§ THE EXERCISE: Return the records in full, exactly as given.

§ EXTRACTED INFORMATION:
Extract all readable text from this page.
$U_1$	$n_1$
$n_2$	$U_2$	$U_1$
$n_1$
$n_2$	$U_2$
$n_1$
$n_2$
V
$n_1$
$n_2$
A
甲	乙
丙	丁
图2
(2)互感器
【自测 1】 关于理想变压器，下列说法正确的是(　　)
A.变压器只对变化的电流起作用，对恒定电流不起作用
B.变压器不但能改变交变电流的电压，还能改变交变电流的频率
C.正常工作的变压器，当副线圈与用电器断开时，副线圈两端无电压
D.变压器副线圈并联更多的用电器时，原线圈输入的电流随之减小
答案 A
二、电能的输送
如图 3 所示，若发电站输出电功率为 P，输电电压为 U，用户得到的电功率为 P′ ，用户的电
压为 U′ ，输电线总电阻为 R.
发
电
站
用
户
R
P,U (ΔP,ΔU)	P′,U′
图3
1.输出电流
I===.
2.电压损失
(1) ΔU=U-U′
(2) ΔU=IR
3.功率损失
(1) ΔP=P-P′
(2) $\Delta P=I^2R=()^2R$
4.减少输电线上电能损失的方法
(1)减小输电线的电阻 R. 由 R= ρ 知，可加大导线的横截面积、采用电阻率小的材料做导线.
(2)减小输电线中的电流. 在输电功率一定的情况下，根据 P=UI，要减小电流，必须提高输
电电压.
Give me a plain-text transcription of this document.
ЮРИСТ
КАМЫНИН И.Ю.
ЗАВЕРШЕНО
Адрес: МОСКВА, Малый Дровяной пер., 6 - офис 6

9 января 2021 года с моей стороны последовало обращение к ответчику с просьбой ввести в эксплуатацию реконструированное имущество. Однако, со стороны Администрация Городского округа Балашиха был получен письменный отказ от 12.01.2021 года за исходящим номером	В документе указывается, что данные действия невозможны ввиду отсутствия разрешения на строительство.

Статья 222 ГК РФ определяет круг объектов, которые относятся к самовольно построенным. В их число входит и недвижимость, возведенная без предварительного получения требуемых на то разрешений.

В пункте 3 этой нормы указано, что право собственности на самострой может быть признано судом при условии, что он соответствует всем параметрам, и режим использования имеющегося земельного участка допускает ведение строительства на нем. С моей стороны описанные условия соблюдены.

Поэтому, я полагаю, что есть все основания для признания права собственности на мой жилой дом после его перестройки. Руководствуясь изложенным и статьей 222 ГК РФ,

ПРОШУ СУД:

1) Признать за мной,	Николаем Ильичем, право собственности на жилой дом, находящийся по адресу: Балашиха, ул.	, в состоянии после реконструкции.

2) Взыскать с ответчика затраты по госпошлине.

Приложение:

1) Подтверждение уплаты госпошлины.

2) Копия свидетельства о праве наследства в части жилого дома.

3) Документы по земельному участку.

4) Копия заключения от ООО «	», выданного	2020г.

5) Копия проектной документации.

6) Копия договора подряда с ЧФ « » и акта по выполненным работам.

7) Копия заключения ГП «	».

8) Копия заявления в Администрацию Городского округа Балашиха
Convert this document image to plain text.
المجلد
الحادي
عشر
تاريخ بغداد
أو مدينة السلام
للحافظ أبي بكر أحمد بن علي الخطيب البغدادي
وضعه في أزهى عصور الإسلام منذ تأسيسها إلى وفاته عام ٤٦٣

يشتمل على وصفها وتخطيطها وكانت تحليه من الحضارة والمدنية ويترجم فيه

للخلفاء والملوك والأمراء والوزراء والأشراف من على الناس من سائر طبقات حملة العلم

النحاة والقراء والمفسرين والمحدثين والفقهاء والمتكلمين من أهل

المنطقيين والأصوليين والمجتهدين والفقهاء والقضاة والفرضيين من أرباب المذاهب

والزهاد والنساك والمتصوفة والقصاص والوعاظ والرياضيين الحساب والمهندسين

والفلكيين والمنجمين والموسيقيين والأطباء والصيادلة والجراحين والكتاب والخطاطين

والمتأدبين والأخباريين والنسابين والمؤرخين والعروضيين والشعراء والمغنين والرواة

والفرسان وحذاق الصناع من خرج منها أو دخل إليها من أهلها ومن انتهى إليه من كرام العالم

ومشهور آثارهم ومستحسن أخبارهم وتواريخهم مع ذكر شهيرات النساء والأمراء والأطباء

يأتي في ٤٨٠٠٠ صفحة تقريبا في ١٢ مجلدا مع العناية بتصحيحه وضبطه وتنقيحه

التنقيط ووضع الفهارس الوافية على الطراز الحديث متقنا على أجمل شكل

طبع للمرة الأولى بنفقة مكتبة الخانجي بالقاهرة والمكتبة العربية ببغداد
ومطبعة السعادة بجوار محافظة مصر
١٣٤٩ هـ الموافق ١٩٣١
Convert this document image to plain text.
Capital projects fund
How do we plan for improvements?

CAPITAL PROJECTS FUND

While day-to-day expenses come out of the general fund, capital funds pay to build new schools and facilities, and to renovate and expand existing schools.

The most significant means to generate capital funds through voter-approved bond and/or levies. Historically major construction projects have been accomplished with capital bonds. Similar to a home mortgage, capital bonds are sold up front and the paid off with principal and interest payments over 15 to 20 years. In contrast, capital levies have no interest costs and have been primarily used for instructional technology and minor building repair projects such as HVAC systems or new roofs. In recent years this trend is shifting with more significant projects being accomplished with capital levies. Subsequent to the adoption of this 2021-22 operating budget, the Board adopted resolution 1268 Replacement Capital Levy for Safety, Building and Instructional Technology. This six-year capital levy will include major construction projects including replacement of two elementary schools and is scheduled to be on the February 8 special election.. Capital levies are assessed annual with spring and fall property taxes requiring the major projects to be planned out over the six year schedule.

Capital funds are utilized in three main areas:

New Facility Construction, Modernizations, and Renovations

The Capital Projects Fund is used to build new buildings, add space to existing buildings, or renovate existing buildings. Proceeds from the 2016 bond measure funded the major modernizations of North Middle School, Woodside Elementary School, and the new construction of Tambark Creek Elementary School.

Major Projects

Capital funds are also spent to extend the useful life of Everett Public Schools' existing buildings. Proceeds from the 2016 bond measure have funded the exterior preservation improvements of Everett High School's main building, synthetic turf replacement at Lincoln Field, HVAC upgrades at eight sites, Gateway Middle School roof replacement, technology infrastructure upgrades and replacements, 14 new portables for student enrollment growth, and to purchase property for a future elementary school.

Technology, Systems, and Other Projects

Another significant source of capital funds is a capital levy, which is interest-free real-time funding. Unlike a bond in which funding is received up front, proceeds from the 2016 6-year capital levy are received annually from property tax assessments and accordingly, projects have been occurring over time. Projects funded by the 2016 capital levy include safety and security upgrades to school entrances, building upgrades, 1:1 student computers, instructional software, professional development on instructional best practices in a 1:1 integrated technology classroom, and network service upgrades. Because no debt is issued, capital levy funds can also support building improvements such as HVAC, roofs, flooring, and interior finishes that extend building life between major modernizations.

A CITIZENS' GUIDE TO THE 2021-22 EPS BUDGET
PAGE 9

§ SOLUTION:
Extract all readable text from this page.
$U_1$	$n_1$
$n_2$	$U_2$	$U_1$
$n_1$
$n_2$	$U_2$
$n_1$
$n_2$
V
$n_1$
$n_2$
A
甲	乙
丙	丁
图2
(2)互感器
【自测 1】 关于理想变压器，下列说法正确的是(　　)
A.变压器只对变化的电流起作用，对恒定电流不起作用
B.变压器不但能改变交变电流的电压，还能改变交变电流的频率
C.正常工作的变压器，当副线圈与用电器断开时，副线圈两端无电压
D.变压器副线圈并联更多的用电器时，原线圈输入的电流随之减小
答案 A
二、电能的输送
如图 3 所示，若发电站输出电功率为 P，输电电压为 U，用户得到的电功率为 P′ ，用户的电
压为 U′ ，输电线总电阻为 R.
发
电
站
用
户
R
P,U (ΔP,ΔU)	P′,U′
图3
1.输出电流
I===.
2.电压损失
(1) ΔU=U-U′
(2) ΔU=IR
3.功率损失
(1) ΔP=P-P′
(2) $\Delta P=I^2R=()^2R$
4.减少输电线上电能损失的方法
(1)减小输电线的电阻 R. 由 R= ρ 知，可加大导线的横截面积、采用电阻率小的材料做导线.
(2)减小输电线中的电流. 在输电功率一定的情况下，根据 P=UI，要减小电流，必须提高输
电电压.
Give me a plain-text transcription of this document.
ЮРИСТ
КАМЫНИН И.Ю.
ЗАВЕРШЕНО
Адрес: МОСКВА, Малый Дровяной пер., 6 - офис 6

9 января 2021 года с моей стороны последовало обращение к ответчику с просьбой ввести в эксплуатацию реконструированное имущество. Однако, со стороны Администрация Городского округа Балашиха был получен письменный отказ от 12.01.2021 года за исходящим номером	В документе указывается, что данные действия невозможны ввиду отсутствия разрешения на строительство.

Статья 222 ГК РФ определяет круг объектов, которые относятся к самовольно построенным. В их число входит и недвижимость, возведенная без предварительного получения требуемых на то разрешений.

В пункте 3 этой нормы указано, что право собственности на самострой может быть признано судом при условии, что он соответствует всем параметрам, и режим использования имеющегося земельного участка допускает ведение строительства на нем. С моей стороны описанные условия соблюдены.

Поэтому, я полагаю, что есть все основания для признания права собственности на мой жилой дом после его перестройки. Руководствуясь изложенным и статьей 222 ГК РФ,

ПРОШУ СУД:

1) Признать за мной,	Николаем Ильичем, право собственности на жилой дом, находящийся по адресу: Балашиха, ул.	, в состоянии после реконструкции.

2) Взыскать с ответчика затраты по госпошлине.

Приложение:

1) Подтверждение уплаты госпошлины.

2) Копия свидетельства о праве наследства в части жилого дома.

3) Документы по земельному участку.

4) Копия заключения от ООО «	», выданного	2020г.

5) Копия проектной документации.

6) Копия договора подряда с ЧФ « » и акта по выполненным работам.

7) Копия заключения ГП «	».

8) Копия заявления в Администрацию Городского округа Балашиха
Convert this document image to plain text.
المجلد
الحادي
عشر
تاريخ بغداد
أو مدينة السلام
للحافظ أبي بكر أحمد بن علي الخطيب البغدادي
وضعه في أزهى عصور الإسلام منذ تأسيسها إلى وفاته عام ٤٦٣

يشتمل على وصفها وتخطيطها وكانت تحليه من الحضارة والمدنية ويترجم فيه

للخلفاء والملوك والأمراء والوزراء والأشراف من على الناس من سائر طبقات حملة العلم

النحاة والقراء والمفسرين والمحدثين والفقهاء والمتكلمين من أهل

المنطقيين والأصوليين والمجتهدين والفقهاء والقضاة والفرضيين من أرباب المذاهب

والزهاد والنساك والمتصوفة والقصاص والوعاظ والرياضيين الحساب والمهندسين

والفلكيين والمنجمين والموسيقيين والأطباء والصيادلة والجراحين والكتاب والخطاطين

والمتأدبين والأخباريين والنسابين والمؤرخين والعروضيين والشعراء والمغنين والرواة

والفرسان وحذاق الصناع من خرج منها أو دخل إليها من أهلها ومن انتهى إليه من كرام العالم

ومشهور آثارهم ومستحسن أخبارهم وتواريخهم مع ذكر شهيرات النساء والأمراء والأطباء

يأتي في ٤٨٠٠٠ صفحة تقريبا في ١٢ مجلدا مع العناية بتصحيحه وضبطه وتنقيحه

التنقيط ووضع الفهارس الوافية على الطراز الحديث متقنا على أجمل شكل

طبع للمرة الأولى بنفقة مكتبة الخانجي بالقاهرة والمكتبة العربية ببغداد
ومطبعة السعادة بجوار محافظة مصر
١٣٤٩ هـ الموافق ١٩٣١
Convert this document image to plain text.
Capital projects fund
How do we plan for improvements?

CAPITAL PROJECTS FUND

While day-to-day expenses come out of the general fund, capital funds pay to build new schools and facilities, and to renovate and expand existing schools.

The most significant means to generate capital funds through voter-approved bond and/or levies. Historically major construction projects have been accomplished with capital bonds. Similar to a home mortgage, capital bonds are sold up front and the paid off with principal and interest payments over 15 to 20 years. In contrast, capital levies have no interest costs and have been primarily used for instructional technology and minor building repair projects such as HVAC systems or new roofs. In recent years this trend is shifting with more significant projects being accomplished with capital levies. Subsequent to the adoption of this 2021-22 operating budget, the Board adopted resolution 1268 Replacement Capital Levy for Safety, Building and Instructional Technology. This six-year capital levy will include major construction projects including replacement of two elementary schools and is scheduled to be on the February 8 special election.. Capital levies are assessed annual with spring and fall property taxes requiring the major projects to be planned out over the six year schedule.

Capital funds are utilized in three main areas:

New Facility Construction, Modernizations, and Renovations

The Capital Projects Fund is used to build new buildings, add space to existing buildings, or renovate existing buildings. Proceeds from the 2016 bond measure funded the major modernizations of North Middle School, Woodside Elementary School, and the new construction of Tambark Creek Elementary School.

Major Projects

Capital funds are also spent to extend the useful life of Everett Public Schools' existing buildings. Proceeds from the 2016 bond measure have funded the exterior preservation improvements of Everett High School's main building, synthetic turf replacement at Lincoln Field, HVAC upgrades at eight sites, Gateway Middle School roof replacement, technology infrastructure upgrades and replacements, 14 new portables for student enrollment growth, and to purchase property for a future elementary school.

Technology, Systems, and Other Projects

Another significant source of capital funds is a capital levy, which is interest-free real-time funding. Unlike a bond in which funding is received up front, proceeds from the 2016 6-year capital levy are received annually from property tax assessments and accordingly, projects have been occurring over time. Projects funded by the 2016 capital levy include safety and security upgrades to school entrances, building upgrades, 1:1 student computers, instructional software, professional development on instructional best practices in a 1:1 integrated technology classroom, and network service upgrades. Because no debt is issued, capital levy funds can also support building improvements such as HVAC, roofs, flooring, and interior finishes that extend building life between major modernizations.

A CITIZENS' GUIDE TO THE 2021-22 EPS BUDGET
PAGE 9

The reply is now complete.